Extract all of the entries and give them again, word for word.

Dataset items
################
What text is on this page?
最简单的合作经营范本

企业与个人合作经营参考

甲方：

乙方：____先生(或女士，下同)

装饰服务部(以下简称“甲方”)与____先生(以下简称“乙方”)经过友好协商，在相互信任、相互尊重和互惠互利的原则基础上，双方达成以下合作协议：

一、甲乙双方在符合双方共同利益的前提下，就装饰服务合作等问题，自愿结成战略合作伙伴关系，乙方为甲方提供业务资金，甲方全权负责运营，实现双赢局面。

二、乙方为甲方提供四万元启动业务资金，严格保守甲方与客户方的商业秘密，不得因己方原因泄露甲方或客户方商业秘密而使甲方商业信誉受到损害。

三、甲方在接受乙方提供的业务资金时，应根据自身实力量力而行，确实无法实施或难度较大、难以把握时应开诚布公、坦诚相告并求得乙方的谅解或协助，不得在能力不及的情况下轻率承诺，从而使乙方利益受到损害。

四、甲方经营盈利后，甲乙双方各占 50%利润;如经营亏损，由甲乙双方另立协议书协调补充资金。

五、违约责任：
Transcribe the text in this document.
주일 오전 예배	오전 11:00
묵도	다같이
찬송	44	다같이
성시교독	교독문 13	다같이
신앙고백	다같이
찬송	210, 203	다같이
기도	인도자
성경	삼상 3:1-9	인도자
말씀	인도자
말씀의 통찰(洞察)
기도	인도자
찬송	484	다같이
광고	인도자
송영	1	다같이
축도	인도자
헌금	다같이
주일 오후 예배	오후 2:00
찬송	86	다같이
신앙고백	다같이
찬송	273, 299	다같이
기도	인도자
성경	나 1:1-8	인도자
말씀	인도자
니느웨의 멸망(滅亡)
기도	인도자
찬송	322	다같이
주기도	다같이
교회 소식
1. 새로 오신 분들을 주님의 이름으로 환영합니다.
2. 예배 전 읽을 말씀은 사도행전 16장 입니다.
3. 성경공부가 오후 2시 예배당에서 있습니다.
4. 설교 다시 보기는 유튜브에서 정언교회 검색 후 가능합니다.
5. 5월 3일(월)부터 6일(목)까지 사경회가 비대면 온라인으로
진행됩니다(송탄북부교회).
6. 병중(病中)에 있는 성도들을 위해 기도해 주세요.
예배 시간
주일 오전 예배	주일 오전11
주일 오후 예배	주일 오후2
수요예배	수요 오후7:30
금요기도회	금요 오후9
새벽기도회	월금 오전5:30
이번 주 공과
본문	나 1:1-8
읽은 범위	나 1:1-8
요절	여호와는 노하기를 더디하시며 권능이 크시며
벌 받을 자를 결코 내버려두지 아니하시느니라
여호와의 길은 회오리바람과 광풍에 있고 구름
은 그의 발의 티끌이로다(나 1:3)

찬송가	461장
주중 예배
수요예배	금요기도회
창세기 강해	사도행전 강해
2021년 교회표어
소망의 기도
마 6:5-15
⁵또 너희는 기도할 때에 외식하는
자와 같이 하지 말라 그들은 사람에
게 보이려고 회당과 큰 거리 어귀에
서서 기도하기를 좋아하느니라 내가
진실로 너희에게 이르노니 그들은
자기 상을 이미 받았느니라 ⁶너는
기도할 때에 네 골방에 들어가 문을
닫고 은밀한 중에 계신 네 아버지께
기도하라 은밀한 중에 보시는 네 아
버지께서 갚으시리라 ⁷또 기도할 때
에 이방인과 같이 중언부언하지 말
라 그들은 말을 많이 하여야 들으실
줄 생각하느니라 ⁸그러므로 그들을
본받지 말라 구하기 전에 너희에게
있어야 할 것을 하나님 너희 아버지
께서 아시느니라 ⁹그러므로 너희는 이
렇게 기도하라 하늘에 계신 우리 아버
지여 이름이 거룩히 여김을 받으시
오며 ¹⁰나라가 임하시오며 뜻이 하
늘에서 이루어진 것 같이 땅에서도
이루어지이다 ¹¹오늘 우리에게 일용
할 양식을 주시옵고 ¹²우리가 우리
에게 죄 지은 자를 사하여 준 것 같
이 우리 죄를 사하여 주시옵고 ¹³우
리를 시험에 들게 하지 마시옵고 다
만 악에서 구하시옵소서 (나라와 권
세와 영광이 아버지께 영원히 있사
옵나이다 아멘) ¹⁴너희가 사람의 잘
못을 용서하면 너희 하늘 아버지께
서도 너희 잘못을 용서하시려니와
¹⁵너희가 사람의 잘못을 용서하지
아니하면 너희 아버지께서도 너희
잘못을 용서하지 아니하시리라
################
■ **Answer for the task**
What text is on this page?
最简单的合作经营范本

企业与个人合作经营参考

甲方：

乙方：____先生(或女士，下同)

装饰服务部(以下简称“甲方”)与____先生(以下简称“乙方”)经过友好协商，在相互信任、相互尊重和互惠互利的原则基础上，双方达成以下合作协议：

一、甲乙双方在符合双方共同利益的前提下，就装饰服务合作等问题，自愿结成战略合作伙伴关系，乙方为甲方提供业务资金，甲方全权负责运营，实现双赢局面。

二、乙方为甲方提供四万元启动业务资金，严格保守甲方与客户方的商业秘密，不得因己方原因泄露甲方或客户方商业秘密而使甲方商业信誉受到损害。

三、甲方在接受乙方提供的业务资金时，应根据自身实力量力而行，确实无法实施或难度较大、难以把握时应开诚布公、坦诚相告并求得乙方的谅解或协助，不得在能力不及的情况下轻率承诺，从而使乙方利益受到损害。

四、甲方经营盈利后，甲乙双方各占 50%利润;如经营亏损，由甲乙双方另立协议书协调补充资金。

五、违约责任：
Transcribe the text in this document.
주일 오전 예배	오전 11:00
묵도	다같이
찬송	44	다같이
성시교독	교독문 13	다같이
신앙고백	다같이
찬송	210, 203	다같이
기도	인도자
성경	삼상 3:1-9	인도자
말씀	인도자
말씀의 통찰(洞察)
기도	인도자
찬송	484	다같이
광고	인도자
송영	1	다같이
축도	인도자
헌금	다같이
주일 오후 예배	오후 2:00
찬송	86	다같이
신앙고백	다같이
찬송	273, 299	다같이
기도	인도자
성경	나 1:1-8	인도자
말씀	인도자
니느웨의 멸망(滅亡)
기도	인도자
찬송	322	다같이
주기도	다같이
교회 소식
1. 새로 오신 분들을 주님의 이름으로 환영합니다.
2. 예배 전 읽을 말씀은 사도행전 16장 입니다.
3. 성경공부가 오후 2시 예배당에서 있습니다.
4. 설교 다시 보기는 유튜브에서 정언교회 검색 후 가능합니다.
5. 5월 3일(월)부터 6일(목)까지 사경회가 비대면 온라인으로
진행됩니다(송탄북부교회).
6. 병중(病中)에 있는 성도들을 위해 기도해 주세요.
예배 시간
주일 오전 예배	주일 오전11
주일 오후 예배	주일 오후2
수요예배	수요 오후7:30
금요기도회	금요 오후9
새벽기도회	월금 오전5:30
이번 주 공과
본문	나 1:1-8
읽은 범위	나 1:1-8
요절	여호와는 노하기를 더디하시며 권능이 크시며
벌 받을 자를 결코 내버려두지 아니하시느니라
여호와의 길은 회오리바람과 광풍에 있고 구름
은 그의 발의 티끌이로다(나 1:3)

찬송가	461장
주중 예배
수요예배	금요기도회
창세기 강해	사도행전 강해
2021년 교회표어
소망의 기도
마 6:5-15
⁵또 너희는 기도할 때에 외식하는
자와 같이 하지 말라 그들은 사람에
게 보이려고 회당과 큰 거리 어귀에
서서 기도하기를 좋아하느니라 내가
진실로 너희에게 이르노니 그들은
자기 상을 이미 받았느니라 ⁶너는
기도할 때에 네 골방에 들어가 문을
닫고 은밀한 중에 계신 네 아버지께
기도하라 은밀한 중에 보시는 네 아
버지께서 갚으시리라 ⁷또 기도할 때
에 이방인과 같이 중언부언하지 말
라 그들은 말을 많이 하여야 들으실
줄 생각하느니라 ⁸그러므로 그들을
본받지 말라 구하기 전에 너희에게
있어야 할 것을 하나님 너희 아버지
께서 아시느니라 ⁹그러므로 너희는 이
렇게 기도하라 하늘에 계신 우리 아버
지여 이름이 거룩히 여김을 받으시
오며 ¹⁰나라가 임하시오며 뜻이 하
늘에서 이루어진 것 같이 땅에서도
이루어지이다 ¹¹오늘 우리에게 일용
할 양식을 주시옵고 ¹²우리가 우리
에게 죄 지은 자를 사하여 준 것 같
이 우리 죄를 사하여 주시옵고 ¹³우
리를 시험에 들게 하지 마시옵고 다
만 악에서 구하시옵소서 (나라와 권
세와 영광이 아버지께 영원히 있사
옵나이다 아멘) ¹⁴너희가 사람의 잘
못을 용서하면 너희 하늘 아버지께
서도 너희 잘못을 용서하시려니와
¹⁵너희가 사람의 잘못을 용서하지
아니하면 너희 아버지께서도 너희
잘못을 용서하지 아니하시리라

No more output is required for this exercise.